* [Source material]:
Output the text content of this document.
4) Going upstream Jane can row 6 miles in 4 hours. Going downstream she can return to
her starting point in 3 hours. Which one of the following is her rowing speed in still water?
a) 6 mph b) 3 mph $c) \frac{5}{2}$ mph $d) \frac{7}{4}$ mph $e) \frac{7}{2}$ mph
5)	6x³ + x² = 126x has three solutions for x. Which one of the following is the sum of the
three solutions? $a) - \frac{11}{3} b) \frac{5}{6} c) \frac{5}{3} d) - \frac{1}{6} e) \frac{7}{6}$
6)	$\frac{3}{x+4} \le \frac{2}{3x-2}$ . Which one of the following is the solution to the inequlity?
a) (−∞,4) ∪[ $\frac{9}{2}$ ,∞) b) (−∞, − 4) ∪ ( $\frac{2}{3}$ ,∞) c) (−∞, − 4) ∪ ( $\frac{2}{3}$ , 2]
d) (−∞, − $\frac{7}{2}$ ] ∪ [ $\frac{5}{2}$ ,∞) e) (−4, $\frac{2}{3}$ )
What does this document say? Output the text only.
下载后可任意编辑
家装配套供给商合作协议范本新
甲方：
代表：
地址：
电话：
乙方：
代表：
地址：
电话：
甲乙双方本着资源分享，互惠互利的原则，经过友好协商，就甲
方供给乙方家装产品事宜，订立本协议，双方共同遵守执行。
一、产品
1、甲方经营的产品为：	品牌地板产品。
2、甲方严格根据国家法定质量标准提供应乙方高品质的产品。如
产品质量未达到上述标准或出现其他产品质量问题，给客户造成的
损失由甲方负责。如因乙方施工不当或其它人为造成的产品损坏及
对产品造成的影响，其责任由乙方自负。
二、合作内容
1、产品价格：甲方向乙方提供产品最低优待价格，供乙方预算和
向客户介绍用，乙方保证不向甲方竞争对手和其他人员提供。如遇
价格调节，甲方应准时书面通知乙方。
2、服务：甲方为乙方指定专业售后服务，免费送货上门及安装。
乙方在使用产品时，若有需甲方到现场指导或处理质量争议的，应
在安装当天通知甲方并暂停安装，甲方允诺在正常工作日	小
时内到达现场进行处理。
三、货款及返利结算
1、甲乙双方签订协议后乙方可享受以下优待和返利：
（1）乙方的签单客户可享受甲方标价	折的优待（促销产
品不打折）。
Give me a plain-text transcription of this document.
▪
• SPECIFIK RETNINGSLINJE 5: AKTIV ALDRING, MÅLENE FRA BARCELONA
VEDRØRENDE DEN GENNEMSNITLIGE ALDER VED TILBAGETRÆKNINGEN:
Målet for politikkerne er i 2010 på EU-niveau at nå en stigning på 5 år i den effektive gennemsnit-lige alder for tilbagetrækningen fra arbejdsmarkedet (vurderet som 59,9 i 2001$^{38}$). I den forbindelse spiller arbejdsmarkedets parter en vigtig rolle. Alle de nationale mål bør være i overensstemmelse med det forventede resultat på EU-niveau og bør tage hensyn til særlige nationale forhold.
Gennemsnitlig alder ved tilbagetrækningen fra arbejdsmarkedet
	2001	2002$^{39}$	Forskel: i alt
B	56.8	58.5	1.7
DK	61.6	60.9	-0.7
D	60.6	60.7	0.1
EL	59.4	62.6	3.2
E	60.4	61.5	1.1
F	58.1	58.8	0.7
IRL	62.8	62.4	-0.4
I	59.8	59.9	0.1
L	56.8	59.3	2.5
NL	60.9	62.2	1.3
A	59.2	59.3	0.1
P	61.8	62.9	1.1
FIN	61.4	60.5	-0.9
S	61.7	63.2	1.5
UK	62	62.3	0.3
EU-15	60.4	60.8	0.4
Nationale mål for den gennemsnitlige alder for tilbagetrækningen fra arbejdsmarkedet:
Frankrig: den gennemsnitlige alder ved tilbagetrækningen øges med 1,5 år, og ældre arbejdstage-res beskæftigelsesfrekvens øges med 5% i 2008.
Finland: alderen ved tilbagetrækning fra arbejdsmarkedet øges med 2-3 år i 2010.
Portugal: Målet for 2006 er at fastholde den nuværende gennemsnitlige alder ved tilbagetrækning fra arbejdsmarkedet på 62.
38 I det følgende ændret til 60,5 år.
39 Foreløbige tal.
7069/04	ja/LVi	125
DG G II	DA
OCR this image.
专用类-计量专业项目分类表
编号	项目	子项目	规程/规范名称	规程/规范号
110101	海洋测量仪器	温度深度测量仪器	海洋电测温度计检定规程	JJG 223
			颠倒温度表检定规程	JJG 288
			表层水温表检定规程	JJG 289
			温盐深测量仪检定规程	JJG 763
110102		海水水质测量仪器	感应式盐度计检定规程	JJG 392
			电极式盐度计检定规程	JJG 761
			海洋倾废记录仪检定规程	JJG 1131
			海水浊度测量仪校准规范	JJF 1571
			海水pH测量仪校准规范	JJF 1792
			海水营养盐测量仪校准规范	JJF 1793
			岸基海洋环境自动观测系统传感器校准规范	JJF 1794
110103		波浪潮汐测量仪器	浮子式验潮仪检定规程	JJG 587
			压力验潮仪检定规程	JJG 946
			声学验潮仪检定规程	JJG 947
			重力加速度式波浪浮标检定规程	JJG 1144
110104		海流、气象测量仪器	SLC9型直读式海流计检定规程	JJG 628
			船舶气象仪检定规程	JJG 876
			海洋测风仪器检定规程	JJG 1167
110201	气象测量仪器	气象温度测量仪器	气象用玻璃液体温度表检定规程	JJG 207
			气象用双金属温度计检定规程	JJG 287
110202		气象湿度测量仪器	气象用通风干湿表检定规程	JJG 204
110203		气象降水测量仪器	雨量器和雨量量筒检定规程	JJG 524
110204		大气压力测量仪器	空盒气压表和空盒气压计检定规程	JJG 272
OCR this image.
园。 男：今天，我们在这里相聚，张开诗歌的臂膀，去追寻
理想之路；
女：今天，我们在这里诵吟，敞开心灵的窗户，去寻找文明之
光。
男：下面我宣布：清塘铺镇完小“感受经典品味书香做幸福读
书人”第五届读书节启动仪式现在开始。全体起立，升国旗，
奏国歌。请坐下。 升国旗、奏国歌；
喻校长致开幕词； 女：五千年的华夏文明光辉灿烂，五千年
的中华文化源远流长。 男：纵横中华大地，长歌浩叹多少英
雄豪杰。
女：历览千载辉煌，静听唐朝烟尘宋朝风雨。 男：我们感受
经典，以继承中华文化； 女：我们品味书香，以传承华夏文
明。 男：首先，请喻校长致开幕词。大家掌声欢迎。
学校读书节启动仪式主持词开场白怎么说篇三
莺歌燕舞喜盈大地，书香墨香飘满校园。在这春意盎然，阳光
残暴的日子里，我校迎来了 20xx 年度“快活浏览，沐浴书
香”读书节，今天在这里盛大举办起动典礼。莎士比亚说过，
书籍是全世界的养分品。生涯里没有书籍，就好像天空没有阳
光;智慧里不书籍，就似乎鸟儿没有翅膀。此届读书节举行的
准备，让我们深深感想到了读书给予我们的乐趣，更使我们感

* [Required task]: Copy all the lines, exactly.

* [Answer to the problem]:
Output the text content of this document.
4) Going upstream Jane can row 6 miles in 4 hours. Going downstream she can return to
her starting point in 3 hours. Which one of the following is her rowing speed in still water?
a) 6 mph b) 3 mph $c) \frac{5}{2}$ mph $d) \frac{7}{4}$ mph $e) \frac{7}{2}$ mph
5)	6x³ + x² = 126x has three solutions for x. Which one of the following is the sum of the
three solutions? $a) - \frac{11}{3} b) \frac{5}{6} c) \frac{5}{3} d) - \frac{1}{6} e) \frac{7}{6}$
6)	$\frac{3}{x+4} \le \frac{2}{3x-2}$ . Which one of the following is the solution to the inequlity?
a) (−∞,4) ∪[ $\frac{9}{2}$ ,∞) b) (−∞, − 4) ∪ ( $\frac{2}{3}$ ,∞) c) (−∞, − 4) ∪ ( $\frac{2}{3}$ , 2]
d) (−∞, − $\frac{7}{2}$ ] ∪ [ $\frac{5}{2}$ ,∞) e) (−4, $\frac{2}{3}$ )
What does this document say? Output the text only.
下载后可任意编辑
家装配套供给商合作协议范本新
甲方：
代表：
地址：
电话：
乙方：
代表：
地址：
电话：
甲乙双方本着资源分享，互惠互利的原则，经过友好协商，就甲
方供给乙方家装产品事宜，订立本协议，双方共同遵守执行。
一、产品
1、甲方经营的产品为：	品牌地板产品。
2、甲方严格根据国家法定质量标准提供应乙方高品质的产品。如
产品质量未达到上述标准或出现其他产品质量问题，给客户造成的
损失由甲方负责。如因乙方施工不当或其它人为造成的产品损坏及
对产品造成的影响，其责任由乙方自负。
二、合作内容
1、产品价格：甲方向乙方提供产品最低优待价格，供乙方预算和
向客户介绍用，乙方保证不向甲方竞争对手和其他人员提供。如遇
价格调节，甲方应准时书面通知乙方。
2、服务：甲方为乙方指定专业售后服务，免费送货上门及安装。
乙方在使用产品时，若有需甲方到现场指导或处理质量争议的，应
在安装当天通知甲方并暂停安装，甲方允诺在正常工作日	小
时内到达现场进行处理。
三、货款及返利结算
1、甲乙双方签订协议后乙方可享受以下优待和返利：
（1）乙方的签单客户可享受甲方标价	折的优待（促销产
品不打折）。
Give me a plain-text transcription of this document.
▪
• SPECIFIK RETNINGSLINJE 5: AKTIV ALDRING, MÅLENE FRA BARCELONA
VEDRØRENDE DEN GENNEMSNITLIGE ALDER VED TILBAGETRÆKNINGEN:
Målet for politikkerne er i 2010 på EU-niveau at nå en stigning på 5 år i den effektive gennemsnit-lige alder for tilbagetrækningen fra arbejdsmarkedet (vurderet som 59,9 i 2001$^{38}$). I den forbindelse spiller arbejdsmarkedets parter en vigtig rolle. Alle de nationale mål bør være i overensstemmelse med det forventede resultat på EU-niveau og bør tage hensyn til særlige nationale forhold.
Gennemsnitlig alder ved tilbagetrækningen fra arbejdsmarkedet
	2001	2002$^{39}$	Forskel: i alt
B	56.8	58.5	1.7
DK	61.6	60.9	-0.7
D	60.6	60.7	0.1
EL	59.4	62.6	3.2
E	60.4	61.5	1.1
F	58.1	58.8	0.7
IRL	62.8	62.4	-0.4
I	59.8	59.9	0.1
L	56.8	59.3	2.5
NL	60.9	62.2	1.3
A	59.2	59.3	0.1
P	61.8	62.9	1.1
FIN	61.4	60.5	-0.9
S	61.7	63.2	1.5
UK	62	62.3	0.3
EU-15	60.4	60.8	0.4
Nationale mål for den gennemsnitlige alder for tilbagetrækningen fra arbejdsmarkedet:
Frankrig: den gennemsnitlige alder ved tilbagetrækningen øges med 1,5 år, og ældre arbejdstage-res beskæftigelsesfrekvens øges med 5% i 2008.
Finland: alderen ved tilbagetrækning fra arbejdsmarkedet øges med 2-3 år i 2010.
Portugal: Målet for 2006 er at fastholde den nuværende gennemsnitlige alder ved tilbagetrækning fra arbejdsmarkedet på 62.
38 I det følgende ændret til 60,5 år.
39 Foreløbige tal.
7069/04	ja/LVi	125
DG G II	DA
OCR this image.
专用类-计量专业项目分类表
编号	项目	子项目	规程/规范名称	规程/规范号
110101	海洋测量仪器	温度深度测量仪器	海洋电测温度计检定规程	JJG 223
			颠倒温度表检定规程	JJG 288
			表层水温表检定规程	JJG 289
			温盐深测量仪检定规程	JJG 763
110102		海水水质测量仪器	感应式盐度计检定规程	JJG 392
			电极式盐度计检定规程	JJG 761
			海洋倾废记录仪检定规程	JJG 1131
			海水浊度测量仪校准规范	JJF 1571
			海水pH测量仪校准规范	JJF 1792
			海水营养盐测量仪校准规范	JJF 1793
			岸基海洋环境自动观测系统传感器校准规范	JJF 1794
110103		波浪潮汐测量仪器	浮子式验潮仪检定规程	JJG 587
			压力验潮仪检定规程	JJG 946
			声学验潮仪检定规程	JJG 947
			重力加速度式波浪浮标检定规程	JJG 1144
110104		海流、气象测量仪器	SLC9型直读式海流计检定规程	JJG 628
			船舶气象仪检定规程	JJG 876
			海洋测风仪器检定规程	JJG 1167
110201	气象测量仪器	气象温度测量仪器	气象用玻璃液体温度表检定规程	JJG 207
			气象用双金属温度计检定规程	JJG 287
110202		气象湿度测量仪器	气象用通风干湿表检定规程	JJG 204
110203		气象降水测量仪器	雨量器和雨量量筒检定规程	JJG 524
110204		大气压力测量仪器	空盒气压表和空盒气压计检定规程	JJG 272
OCR this image.
园。 男：今天，我们在这里相聚，张开诗歌的臂膀，去追寻
理想之路；
女：今天，我们在这里诵吟，敞开心灵的窗户，去寻找文明之
光。
男：下面我宣布：清塘铺镇完小“感受经典品味书香做幸福读
书人”第五届读书节启动仪式现在开始。全体起立，升国旗，
奏国歌。请坐下。 升国旗、奏国歌；
喻校长致开幕词； 女：五千年的华夏文明光辉灿烂，五千年
的中华文化源远流长。 男：纵横中华大地，长歌浩叹多少英
雄豪杰。
女：历览千载辉煌，静听唐朝烟尘宋朝风雨。 男：我们感受
经典，以继承中华文化； 女：我们品味书香，以传承华夏文
明。 男：首先，请喻校长致开幕词。大家掌声欢迎。
学校读书节启动仪式主持词开场白怎么说篇三
莺歌燕舞喜盈大地，书香墨香飘满校园。在这春意盎然，阳光
残暴的日子里，我校迎来了 20xx 年度“快活浏览，沐浴书
香”读书节，今天在这里盛大举办起动典礼。莎士比亚说过，
书籍是全世界的养分品。生涯里没有书籍，就好像天空没有阳
光;智慧里不书籍，就似乎鸟儿没有翅膀。此届读书节举行的
准备，让我们深深感想到了读书给予我们的乐趣，更使我们感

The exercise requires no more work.